__What to work on__:
Look through the data below and return each line where "même" appears.

__Source data__:

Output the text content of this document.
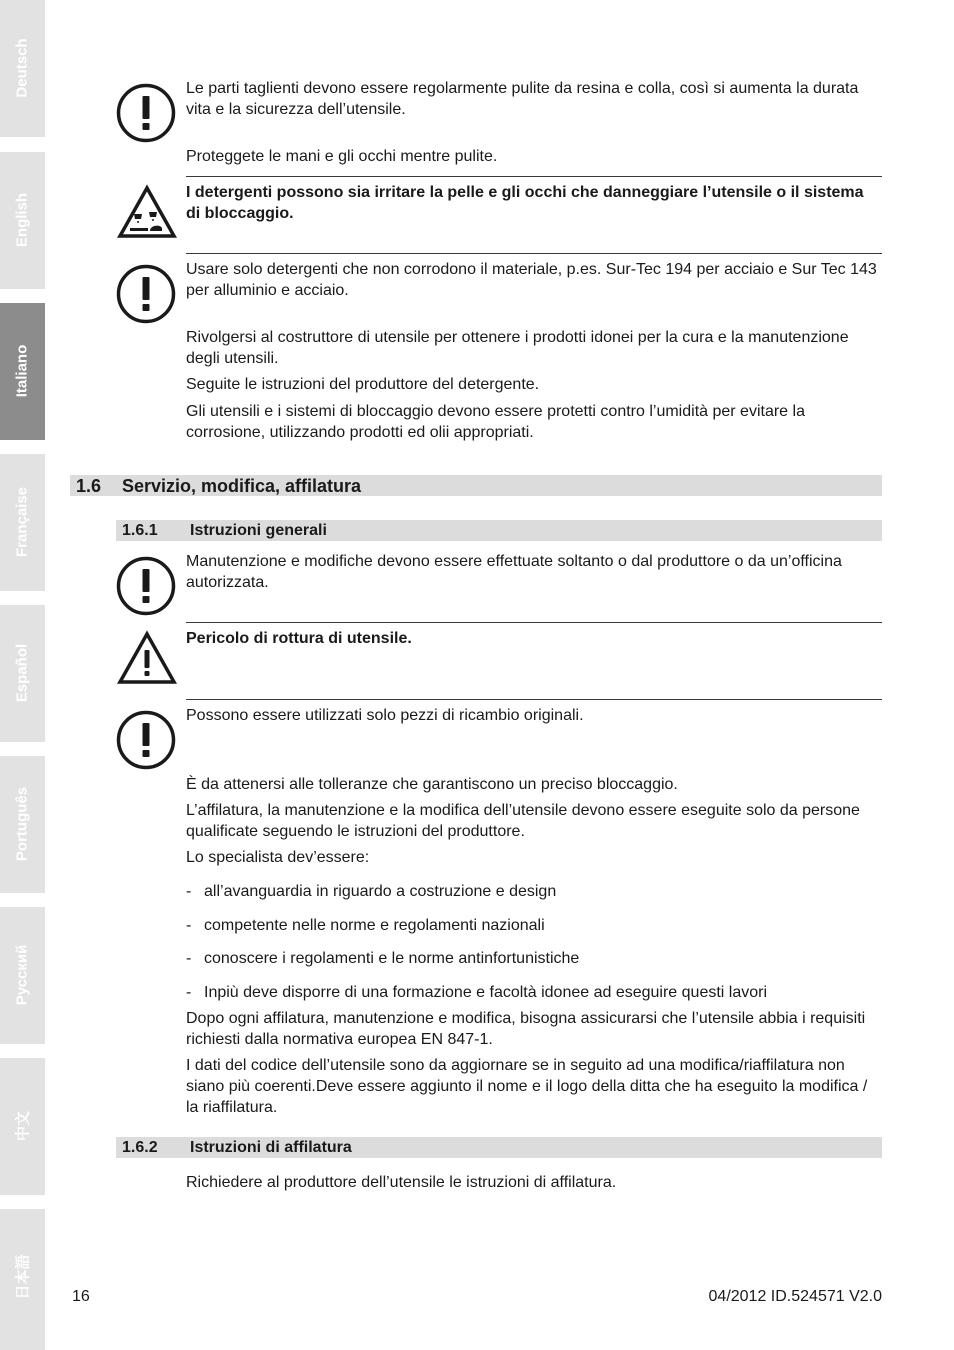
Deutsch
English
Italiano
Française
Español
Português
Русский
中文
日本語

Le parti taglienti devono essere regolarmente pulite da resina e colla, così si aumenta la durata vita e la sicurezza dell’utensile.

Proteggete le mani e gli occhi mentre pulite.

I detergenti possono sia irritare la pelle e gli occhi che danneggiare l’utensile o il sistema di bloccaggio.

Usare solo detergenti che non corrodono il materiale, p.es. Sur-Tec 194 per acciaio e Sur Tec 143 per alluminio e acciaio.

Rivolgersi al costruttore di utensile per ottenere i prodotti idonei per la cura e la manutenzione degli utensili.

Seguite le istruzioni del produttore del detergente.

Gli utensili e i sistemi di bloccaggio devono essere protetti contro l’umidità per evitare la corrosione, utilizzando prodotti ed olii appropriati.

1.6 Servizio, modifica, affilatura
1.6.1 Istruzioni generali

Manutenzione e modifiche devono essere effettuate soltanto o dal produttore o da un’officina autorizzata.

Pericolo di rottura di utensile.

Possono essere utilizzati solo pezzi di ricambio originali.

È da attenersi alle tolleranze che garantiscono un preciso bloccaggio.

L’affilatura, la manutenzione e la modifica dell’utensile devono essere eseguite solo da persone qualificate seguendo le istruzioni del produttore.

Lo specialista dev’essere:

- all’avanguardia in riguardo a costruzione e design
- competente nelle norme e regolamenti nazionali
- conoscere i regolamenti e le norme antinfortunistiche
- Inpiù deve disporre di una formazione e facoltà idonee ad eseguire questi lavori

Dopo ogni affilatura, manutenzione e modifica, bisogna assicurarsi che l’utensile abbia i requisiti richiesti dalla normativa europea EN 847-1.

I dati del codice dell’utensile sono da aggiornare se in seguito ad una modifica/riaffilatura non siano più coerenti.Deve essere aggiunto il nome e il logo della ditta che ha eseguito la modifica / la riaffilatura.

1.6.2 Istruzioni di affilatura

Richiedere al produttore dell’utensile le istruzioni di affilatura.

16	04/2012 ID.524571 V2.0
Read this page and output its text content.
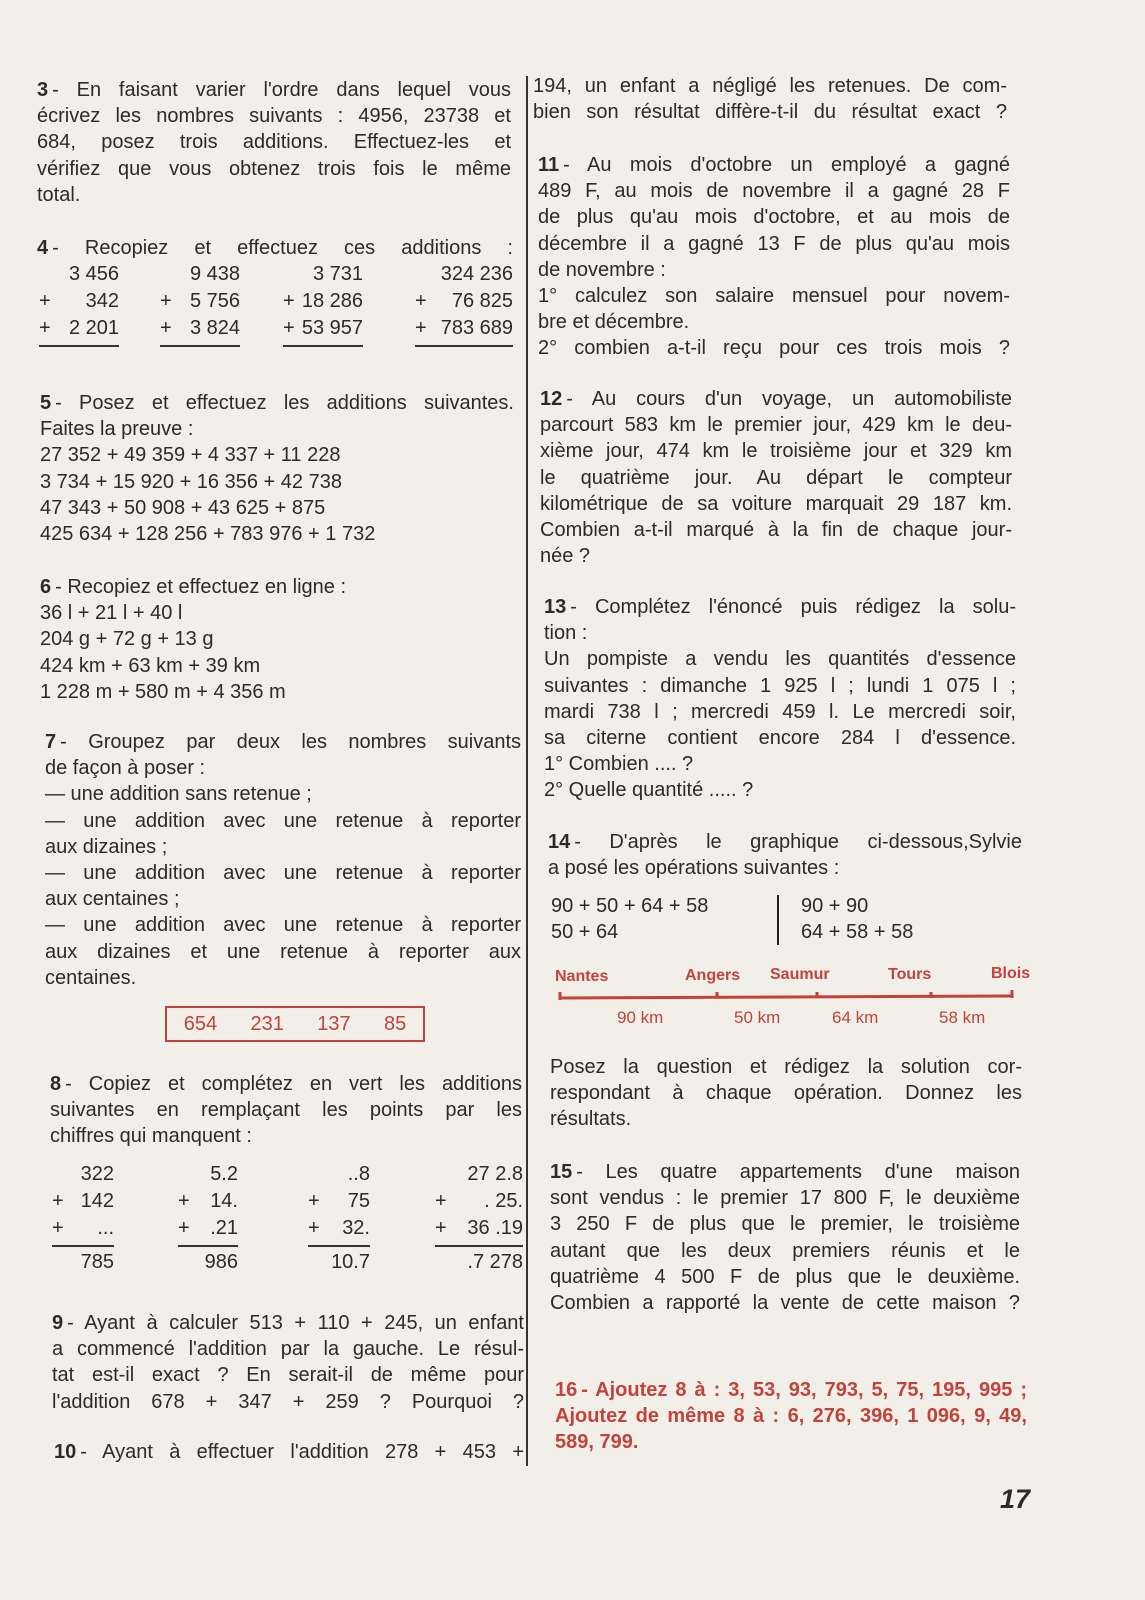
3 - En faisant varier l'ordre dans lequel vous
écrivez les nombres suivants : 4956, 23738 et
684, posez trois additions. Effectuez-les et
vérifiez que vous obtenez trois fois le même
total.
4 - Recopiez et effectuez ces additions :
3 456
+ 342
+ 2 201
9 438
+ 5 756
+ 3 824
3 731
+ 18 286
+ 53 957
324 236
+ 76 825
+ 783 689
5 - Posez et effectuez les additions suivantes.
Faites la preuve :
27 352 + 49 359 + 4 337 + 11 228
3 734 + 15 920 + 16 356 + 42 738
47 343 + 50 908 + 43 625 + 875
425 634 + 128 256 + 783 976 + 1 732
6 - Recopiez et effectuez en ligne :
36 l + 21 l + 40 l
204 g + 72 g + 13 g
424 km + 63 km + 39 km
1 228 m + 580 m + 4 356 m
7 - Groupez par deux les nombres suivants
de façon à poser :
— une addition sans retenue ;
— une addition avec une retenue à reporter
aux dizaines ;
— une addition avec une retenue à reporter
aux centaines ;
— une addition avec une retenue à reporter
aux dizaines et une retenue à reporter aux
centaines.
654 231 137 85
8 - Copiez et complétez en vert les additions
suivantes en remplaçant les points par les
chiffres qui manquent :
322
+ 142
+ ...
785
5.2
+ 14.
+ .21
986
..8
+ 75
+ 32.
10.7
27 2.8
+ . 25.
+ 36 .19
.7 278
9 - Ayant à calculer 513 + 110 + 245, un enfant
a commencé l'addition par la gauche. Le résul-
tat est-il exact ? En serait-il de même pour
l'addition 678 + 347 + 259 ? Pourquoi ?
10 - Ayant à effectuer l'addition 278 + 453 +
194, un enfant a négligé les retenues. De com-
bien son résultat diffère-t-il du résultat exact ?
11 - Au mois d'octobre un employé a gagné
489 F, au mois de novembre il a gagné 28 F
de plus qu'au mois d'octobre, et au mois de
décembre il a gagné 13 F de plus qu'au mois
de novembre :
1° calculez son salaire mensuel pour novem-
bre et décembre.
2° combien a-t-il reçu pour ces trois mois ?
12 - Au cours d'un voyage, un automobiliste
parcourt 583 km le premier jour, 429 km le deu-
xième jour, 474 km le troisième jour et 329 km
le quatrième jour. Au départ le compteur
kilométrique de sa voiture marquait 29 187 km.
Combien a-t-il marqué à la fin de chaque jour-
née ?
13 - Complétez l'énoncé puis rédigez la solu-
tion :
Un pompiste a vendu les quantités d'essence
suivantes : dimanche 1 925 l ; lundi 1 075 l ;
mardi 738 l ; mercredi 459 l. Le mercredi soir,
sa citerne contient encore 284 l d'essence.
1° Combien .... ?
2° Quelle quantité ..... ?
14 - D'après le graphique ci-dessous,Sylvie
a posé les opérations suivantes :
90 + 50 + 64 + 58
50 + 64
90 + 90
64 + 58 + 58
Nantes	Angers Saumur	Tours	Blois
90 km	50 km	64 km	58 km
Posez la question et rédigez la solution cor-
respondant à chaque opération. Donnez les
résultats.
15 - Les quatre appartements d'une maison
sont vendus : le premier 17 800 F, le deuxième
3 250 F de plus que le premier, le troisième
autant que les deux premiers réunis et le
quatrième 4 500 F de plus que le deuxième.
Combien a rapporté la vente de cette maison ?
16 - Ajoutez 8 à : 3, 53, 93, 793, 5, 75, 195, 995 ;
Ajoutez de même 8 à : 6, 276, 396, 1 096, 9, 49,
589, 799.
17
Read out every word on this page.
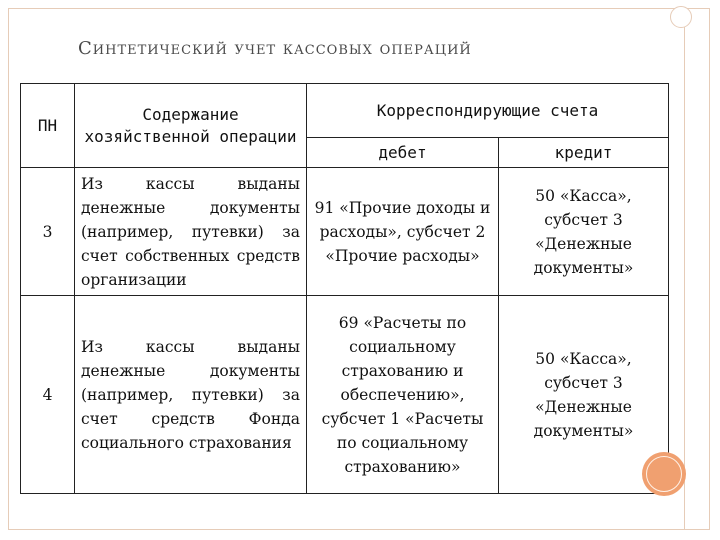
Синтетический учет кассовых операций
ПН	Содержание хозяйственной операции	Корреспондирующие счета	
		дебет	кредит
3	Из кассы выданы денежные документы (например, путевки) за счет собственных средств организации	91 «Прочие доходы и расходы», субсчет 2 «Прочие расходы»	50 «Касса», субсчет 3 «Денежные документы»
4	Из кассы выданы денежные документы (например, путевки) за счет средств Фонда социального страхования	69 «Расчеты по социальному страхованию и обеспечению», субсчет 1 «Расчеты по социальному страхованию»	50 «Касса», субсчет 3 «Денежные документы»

__Solution__:
vérifiez que vous obtenez trois fois le même
tat est-il exact ? En serait-il de même pour
Ajoutez de même 8 à : 6, 276, 396, 1 096, 9, 49,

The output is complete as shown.